### The task
Report how many lines hold the word "وقال"; give nothing but the number.

### Data shown
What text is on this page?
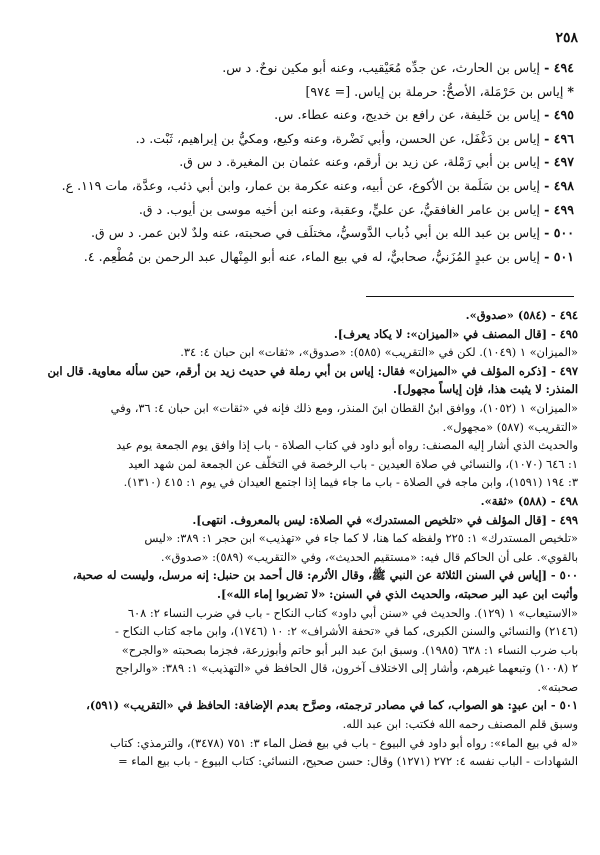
٢٥٨
٤٩٤ - إياس بن الحارث، عن جدِّه مُعَيْقيب، وعنه أبو مكين نوحٌ. د س.
* إياس بن حَرْمَلة، الأصحُّ: حرملة بن إياس. [= ٩٧٤]
٤٩٥ - إياس بن خَليفة، عن رافع بن خديج، وعنه عطاء. س.
٤٩٦ - إياس بن دَغْفَل، عن الحسن، وأبي نَضْرة، وعنه وكيع، ومكيُّ بن إبراهيم، ثَبْت. د.
٤٩٧ - إياس بن أبي رَمْلة، عن زيد بن أرقم، وعنه عثمان بن المغيرة. د س ق.
٤٩٨ - إياس بن سَلَمة بن الأكوع، عن أبيه، وعنه عكرمة بن عمار، وابن أبي ذئب، وعدَّة، مات ١١٩. ع.
٤٩٩ - إياس بن عامر الغافقيُّ، عن عليٍّ، وعقبة، وعنه ابن أخيه موسى بن أيوب. د ق.
٥٠٠ - إياس بن عبد الله بن أبي ذُباب الدَّوسيُّ، مختلَف في صحبته، عنه ولدٌ لابن عمر. د س ق.
٥٠١ - إياس بن عبدٍ المُزَنيُّ، صحابيٌّ، له في بيع الماء، عنه أبو المِنْهال عبد الرحمن بن مُطْعِم. ٤.
٤٩٤ - (٥٨٤) «صدوق».
٤٩٥ - [قال المصنف في «الميزان»: لا يكاد يعرف].
«الميزان» ١ (١٠٤٩). لكن في «التقريب» (٥٨٥): «صدوق»، «ثقات» ابن حبان ٤: ٣٤.
٤٩٧ - [ذكره المؤلف في «الميزان» فقال: إياس بن أبي رملة في حديث زيد بن أرقم، حين سأله معاوية. قال ابن
المنذر: لا يثبت هذا، فإن إياساً مجهول].
«الميزان» ١ (١٠٥٢)، ووافق ابنُ القطان ابنَ المنذر، ومع ذلك فإنه في «ثقات» ابن حبان ٤: ٣٦، وفي
«التقريب» (٥٨٧) «مجهول».
والحديث الذي أشار إليه المصنف: رواه أبو داود في كتاب الصلاة - باب إذا وافق يوم الجمعة يوم عيد
١: ٦٤٦ (١٠٧٠)، والنسائي في صلاة العيدين - باب الرخصة في التخلُّف عن الجمعة لمن شهد العيد
٣: ١٩٤ (١٥٩١)، وابن ماجه في الصلاة - باب ما جاء فيما إذا اجتمع العيدان في يوم ١: ٤١٥ (١٣١٠).
٤٩٨ - (٥٨٨) «ثقة».
٤٩٩ - [قال المؤلف في «تلخيص المستدرك» في الصلاة: ليس بالمعروف. انتهى].
«تلخيص المستدرك» ١: ٢٢٥ ولفظه كما هنا، لا كما جاء في «تهذيب» ابن حجر ١: ٣٨٩: «ليس
بالقوي». على أن الحاكم قال فيه: «مستقيم الحديث»، وفي «التقريب» (٥٨٩): «صدوق».
٥٠٠ - [إياس في السنن الثلاثة عن النبي ﷺ، وقال الأثرم: قال أحمد بن حنبل: إنه مرسل، وليست له صحبة،
وأثبت ابن عبد البر صحبته، والحديث الذي في السنن: «لا تضربوا إماء الله»].
«الاستيعاب» ١ (١٢٩). والحديث في «سنن أبي داود» كتاب النكاح - باب في ضرب النساء ٢: ٦٠٨
(٢١٤٦) والنسائي والسنن الكبرى، كما في «تحفة الأشراف» ٢: ١٠ (١٧٤٦)، وابن ماجه كتاب النكاح -
باب ضرب النساء ١: ٦٣٨ (١٩٨٥). وسبق ابنَ عبد البر أبو حاتم وأبوزرعة، فجزما بصحبته «والجرح»
٢ (١٠٠٨) وتبعهما غيرهم، وأشار إلى الاختلاف آخرون، قال الحافظ في «التهذيب» ١: ٣٨٩: «والراجح
صحبته».
٥٠١ - ابن عبدٍ: هو الصواب، كما في مصادر ترجمته، وصرَّح بعدم الإضافة: الحافظ في «التقريب» (٥٩١)،
وسبق قلم المصنف رحمه الله فكتب: ابن عبد الله.
«له في بيع الماء»: رواه أبو داود في البيوع - باب في بيع فضل الماء ٣: ٧٥١ (٣٤٧٨)، والترمذي: كتاب
الشهادات - الباب نفسه ٤: ٢٧٢ (١٢٧١) وقال: حسن صحيح، النسائي: كتاب البيوع - باب بيع الماء =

### Response
2